>>>>

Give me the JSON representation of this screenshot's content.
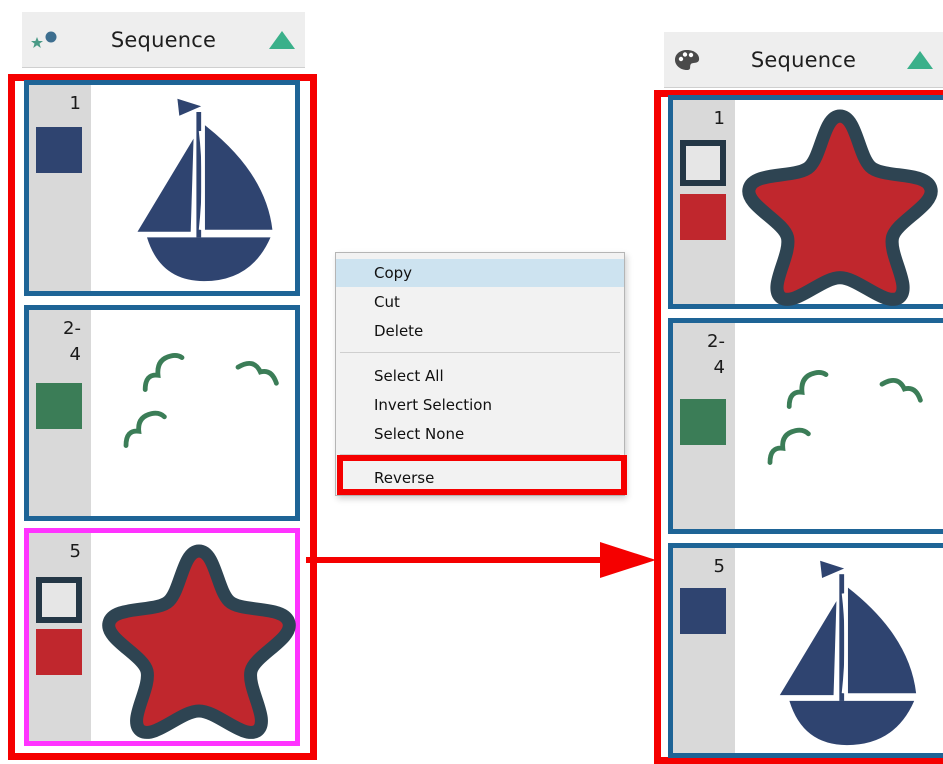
{
  "left_panel": {
    "title": "Sequence",
    "icon": "shapes-icon",
    "collapse_icon": "triangle-up-icon",
    "frames": [
      {
        "number": "1",
        "swatch": "filled",
        "swatch_color": "#2f4470",
        "art": "sailboat"
      },
      {
        "number": "2-\n4",
        "swatch": "filled",
        "swatch_color": "#3b7d57",
        "art": "birds"
      },
      {
        "number": "5",
        "swatch": "outline+filled",
        "swatch_color": "#c0272d",
        "art": "star",
        "selected": true
      }
    ]
  },
  "right_panel": {
    "title": "Sequence",
    "icon": "palette-icon",
    "collapse_icon": "triangle-up-icon",
    "frames": [
      {
        "number": "1",
        "swatch": "outline+filled",
        "swatch_color": "#c0272d",
        "art": "star"
      },
      {
        "number": "2-\n4",
        "swatch": "filled",
        "swatch_color": "#3b7d57",
        "art": "birds"
      },
      {
        "number": "5",
        "swatch": "filled",
        "swatch_color": "#2f4470",
        "art": "sailboat"
      }
    ]
  },
  "context_menu": {
    "items": [
      {
        "label": "Copy",
        "highlighted": true
      },
      {
        "label": "Cut"
      },
      {
        "label": "Delete"
      },
      {
        "label": "Select All"
      },
      {
        "label": "Invert Selection"
      },
      {
        "label": "Select None"
      },
      {
        "label": "Reverse",
        "emphasized": true
      }
    ]
  },
  "colors": {
    "frame_border": "#1e6496",
    "selection": "#ff33ff",
    "annotation": "#f50000",
    "accent_triangle": "#3ab08a",
    "navy": "#2f4470",
    "green": "#3b7d57",
    "red": "#c0272d"
  }
}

<<<<

Quote every line word for word and keep the images out of the copy.

TASK RESPONSE:
Give me the JSON representation of this screenshot's content.
{
  "left_panel": {
    "title": "Sequence",
    "icon": "shapes-icon",
    "collapse_icon": "triangle-up-icon",
    "frames": [
      {
        "number": "1",
        "swatch": "filled",
        "swatch_color": "#2f4470",
        "art": "sailboat"
      },
      {
        "number": "2-\n4",
        "swatch": "filled",
        "swatch_color": "#3b7d57",
        "art": "birds"
      },
      {
        "number": "5",
        "swatch": "outline+filled",
        "swatch_color": "#c0272d",
        "art": "star",
        "selected": true
      }
    ]
  },
  "right_panel": {
    "title": "Sequence",
    "icon": "palette-icon",
    "collapse_icon": "triangle-up-icon",
    "frames": [
      {
        "number": "1",
        "swatch": "outline+filled",
        "swatch_color": "#c0272d",
        "art": "star"
      },
      {
        "number": "2-\n4",
        "swatch": "filled",
        "swatch_color": "#3b7d57",
        "art": "birds"
      },
      {
        "number": "5",
        "swatch": "filled",
        "swatch_color": "#2f4470",
        "art": "sailboat"
      }
    ]
  },
  "context_menu": {
    "items": [
      {
        "label": "Copy",
        "highlighted": true
      },
      {
        "label": "Cut"
      },
      {
        "label": "Delete"
      },
      {
        "label": "Select All"
      },
      {
        "label": "Invert Selection"
      },
      {
        "label": "Select None"
      },
      {
        "label": "Reverse",
        "emphasized": true
      }
    ]
  },
  "colors": {
    "frame_border": "#1e6496",
    "selection": "#ff33ff",
    "annotation": "#f50000",
    "accent_triangle": "#3ab08a",
    "navy": "#2f4470",
    "green": "#3b7d57",
    "red": "#c0272d"
  }
}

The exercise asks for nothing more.